**PROBLEM**
Reproduce every record below exactly as written, but leave out any pictures.

**INPUT RECORDS**
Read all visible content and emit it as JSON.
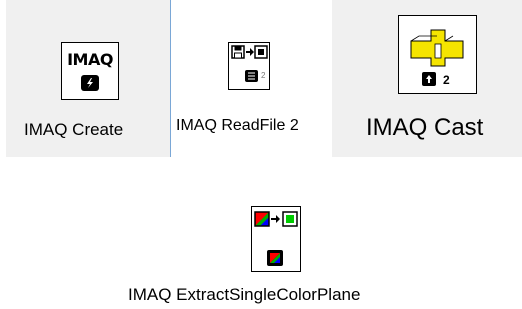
{
  "vis": [
    {
      "label": "IMAQ Create",
      "icon_text": "IMAQ",
      "icon": "imaq-create-icon"
    },
    {
      "label": "IMAQ ReadFile 2",
      "icon_badge": "2",
      "icon": "imaq-readfile-icon"
    },
    {
      "label": "IMAQ Cast",
      "icon_badge": "2",
      "icon": "imaq-cast-icon"
    },
    {
      "label": "IMAQ ExtractSingleColorPlane",
      "icon": "imaq-extract-color-plane-icon"
    }
  ],
  "colors": {
    "panel_bg": "#f0f0f0",
    "cast_yellow": "#f5e400",
    "selection_border": "#7aa7d6"
  }
}
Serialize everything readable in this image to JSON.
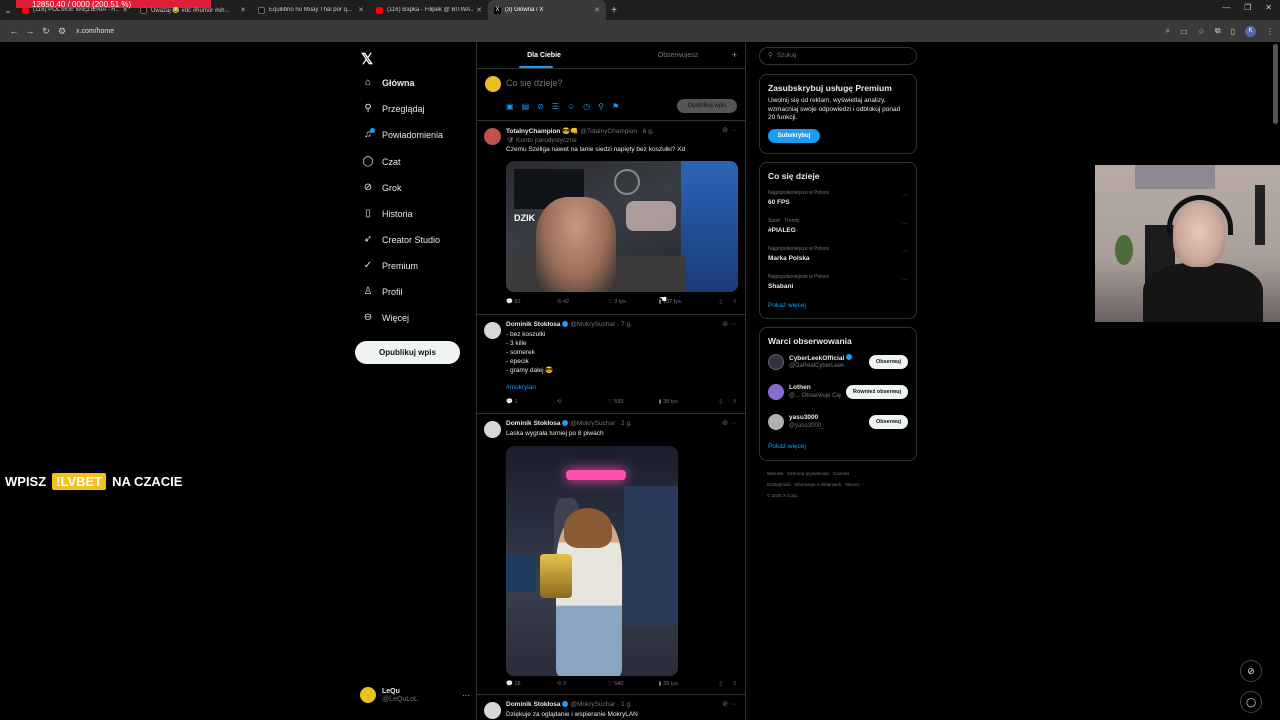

**RESPONSE BELOW**
Read all visible content and emit it as JSON.
{
  "vis": [
    {
      "label": "IMAQ Create",
      "icon_text": "IMAQ",
      "icon": "imaq-create-icon"
    },
    {
      "label": "IMAQ ReadFile 2",
      "icon_badge": "2",
      "icon": "imaq-readfile-icon"
    },
    {
      "label": "IMAQ Cast",
      "icon_badge": "2",
      "icon": "imaq-cast-icon"
    },
    {
      "label": "IMAQ ExtractSingleColorPlane",
      "icon": "imaq-extract-color-plane-icon"
    }
  ],
  "colors": {
    "panel_bg": "#f0f0f0",
    "cast_yellow": "#f5e400",
    "selection_border": "#7aa7d6"
  }
}
Serialize everything readable in this image to JSON.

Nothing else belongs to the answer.